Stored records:
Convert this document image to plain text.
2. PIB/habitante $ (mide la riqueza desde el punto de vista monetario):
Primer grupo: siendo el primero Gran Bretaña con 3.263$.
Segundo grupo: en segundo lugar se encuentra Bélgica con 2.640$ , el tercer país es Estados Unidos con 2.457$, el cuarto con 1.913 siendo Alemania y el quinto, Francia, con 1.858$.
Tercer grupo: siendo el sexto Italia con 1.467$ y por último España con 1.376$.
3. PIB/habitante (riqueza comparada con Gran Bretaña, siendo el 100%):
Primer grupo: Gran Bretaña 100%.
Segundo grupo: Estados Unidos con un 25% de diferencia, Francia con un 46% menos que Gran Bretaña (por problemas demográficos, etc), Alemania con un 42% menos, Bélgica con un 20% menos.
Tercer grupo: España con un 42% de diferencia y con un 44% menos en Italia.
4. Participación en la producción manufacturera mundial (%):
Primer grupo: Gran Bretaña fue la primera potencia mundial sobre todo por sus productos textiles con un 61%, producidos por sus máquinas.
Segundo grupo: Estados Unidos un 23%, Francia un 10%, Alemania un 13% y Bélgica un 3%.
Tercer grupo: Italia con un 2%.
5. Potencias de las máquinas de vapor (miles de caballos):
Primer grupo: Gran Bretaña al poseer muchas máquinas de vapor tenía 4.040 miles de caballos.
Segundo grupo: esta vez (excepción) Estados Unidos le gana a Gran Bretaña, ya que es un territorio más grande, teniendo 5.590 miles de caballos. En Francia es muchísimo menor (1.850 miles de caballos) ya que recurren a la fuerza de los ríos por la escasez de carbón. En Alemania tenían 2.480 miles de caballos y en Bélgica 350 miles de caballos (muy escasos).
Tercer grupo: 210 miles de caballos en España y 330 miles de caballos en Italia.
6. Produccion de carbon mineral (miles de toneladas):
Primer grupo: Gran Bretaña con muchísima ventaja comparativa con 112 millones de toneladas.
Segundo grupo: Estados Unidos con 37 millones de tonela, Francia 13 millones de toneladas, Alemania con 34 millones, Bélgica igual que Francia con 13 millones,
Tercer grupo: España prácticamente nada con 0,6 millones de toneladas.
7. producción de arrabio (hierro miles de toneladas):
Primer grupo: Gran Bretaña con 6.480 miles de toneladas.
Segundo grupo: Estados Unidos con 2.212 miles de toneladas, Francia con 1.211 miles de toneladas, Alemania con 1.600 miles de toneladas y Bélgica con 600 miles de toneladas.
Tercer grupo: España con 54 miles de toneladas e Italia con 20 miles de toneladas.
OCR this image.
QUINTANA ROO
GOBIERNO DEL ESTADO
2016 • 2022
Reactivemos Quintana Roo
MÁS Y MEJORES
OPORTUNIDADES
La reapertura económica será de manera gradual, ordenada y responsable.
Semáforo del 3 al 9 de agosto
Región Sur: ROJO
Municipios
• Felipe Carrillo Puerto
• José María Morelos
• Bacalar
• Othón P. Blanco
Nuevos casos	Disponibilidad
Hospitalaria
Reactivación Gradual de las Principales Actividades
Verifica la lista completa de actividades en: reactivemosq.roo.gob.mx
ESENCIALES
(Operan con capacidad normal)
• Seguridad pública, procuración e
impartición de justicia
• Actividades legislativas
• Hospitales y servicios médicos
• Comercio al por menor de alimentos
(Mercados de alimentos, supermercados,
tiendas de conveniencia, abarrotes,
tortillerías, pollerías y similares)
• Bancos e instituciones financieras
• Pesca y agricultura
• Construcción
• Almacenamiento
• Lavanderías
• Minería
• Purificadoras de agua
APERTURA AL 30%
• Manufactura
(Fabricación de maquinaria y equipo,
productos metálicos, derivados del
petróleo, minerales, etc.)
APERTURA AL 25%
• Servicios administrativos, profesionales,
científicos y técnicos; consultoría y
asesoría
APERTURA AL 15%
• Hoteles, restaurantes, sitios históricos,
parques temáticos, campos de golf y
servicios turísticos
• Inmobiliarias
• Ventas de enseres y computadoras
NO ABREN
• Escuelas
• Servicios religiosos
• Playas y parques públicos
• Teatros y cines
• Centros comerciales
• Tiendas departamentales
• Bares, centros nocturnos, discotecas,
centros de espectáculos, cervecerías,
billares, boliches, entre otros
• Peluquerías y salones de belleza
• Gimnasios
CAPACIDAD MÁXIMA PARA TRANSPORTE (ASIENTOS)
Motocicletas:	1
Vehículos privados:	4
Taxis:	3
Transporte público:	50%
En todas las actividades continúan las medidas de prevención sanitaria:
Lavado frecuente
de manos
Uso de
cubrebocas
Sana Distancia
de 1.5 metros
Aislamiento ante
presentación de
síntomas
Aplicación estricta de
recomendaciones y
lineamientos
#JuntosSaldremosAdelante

Given instruction
Return every line above in which the string "riqueza" occurs.

Solution for this exercise
2. PIB/habitante $ (mide la riqueza desde el punto de vista monetario):
3. PIB/habitante (riqueza comparada con Gran Bretaña, siendo el 100%):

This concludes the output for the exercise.